OBJECTIVE: You are to retype all of the data exactly as it appears.

EXCERPTED RECORDS:

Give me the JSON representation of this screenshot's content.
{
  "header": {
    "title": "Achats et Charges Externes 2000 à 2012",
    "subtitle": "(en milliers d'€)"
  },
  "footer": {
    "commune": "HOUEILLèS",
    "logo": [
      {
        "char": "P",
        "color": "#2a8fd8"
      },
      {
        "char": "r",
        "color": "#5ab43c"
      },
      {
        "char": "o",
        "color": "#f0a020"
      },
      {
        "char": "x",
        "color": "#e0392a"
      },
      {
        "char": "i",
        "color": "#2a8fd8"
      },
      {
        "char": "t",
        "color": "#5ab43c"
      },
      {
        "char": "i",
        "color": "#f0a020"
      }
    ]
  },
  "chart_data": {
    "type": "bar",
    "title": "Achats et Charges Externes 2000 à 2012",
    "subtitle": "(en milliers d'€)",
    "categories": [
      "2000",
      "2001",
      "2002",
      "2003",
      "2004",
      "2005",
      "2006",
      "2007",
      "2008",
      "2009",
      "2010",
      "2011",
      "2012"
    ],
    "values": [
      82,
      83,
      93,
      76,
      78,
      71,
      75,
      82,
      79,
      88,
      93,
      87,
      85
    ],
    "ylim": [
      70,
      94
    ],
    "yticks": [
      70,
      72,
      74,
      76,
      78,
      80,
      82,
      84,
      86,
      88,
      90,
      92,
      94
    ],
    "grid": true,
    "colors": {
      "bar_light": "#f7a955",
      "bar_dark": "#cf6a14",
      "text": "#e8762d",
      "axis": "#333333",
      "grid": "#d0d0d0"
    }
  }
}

OUTPUT OF THE TASK:
Give me the JSON representation of this screenshot's content.
{
  "header": {
    "title": "Achats et Charges Externes 2000 à 2012",
    "subtitle": "(en milliers d'€)"
  },
  "footer": {
    "commune": "HOUEILLèS",
    "logo": [
      {
        "char": "P",
        "color": "#2a8fd8"
      },
      {
        "char": "r",
        "color": "#5ab43c"
      },
      {
        "char": "o",
        "color": "#f0a020"
      },
      {
        "char": "x",
        "color": "#e0392a"
      },
      {
        "char": "i",
        "color": "#2a8fd8"
      },
      {
        "char": "t",
        "color": "#5ab43c"
      },
      {
        "char": "i",
        "color": "#f0a020"
      }
    ]
  },
  "chart_data": {
    "type": "bar",
    "title": "Achats et Charges Externes 2000 à 2012",
    "subtitle": "(en milliers d'€)",
    "categories": [
      "2000",
      "2001",
      "2002",
      "2003",
      "2004",
      "2005",
      "2006",
      "2007",
      "2008",
      "2009",
      "2010",
      "2011",
      "2012"
    ],
    "values": [
      82,
      83,
      93,
      76,
      78,
      71,
      75,
      82,
      79,
      88,
      93,
      87,
      85
    ],
    "ylim": [
      70,
      94
    ],
    "yticks": [
      70,
      72,
      74,
      76,
      78,
      80,
      82,
      84,
      86,
      88,
      90,
      92,
      94
    ],
    "grid": true,
    "colors": {
      "bar_light": "#f7a955",
      "bar_dark": "#cf6a14",
      "text": "#e8762d",
      "axis": "#333333",
      "grid": "#d0d0d0"
    }
  }
}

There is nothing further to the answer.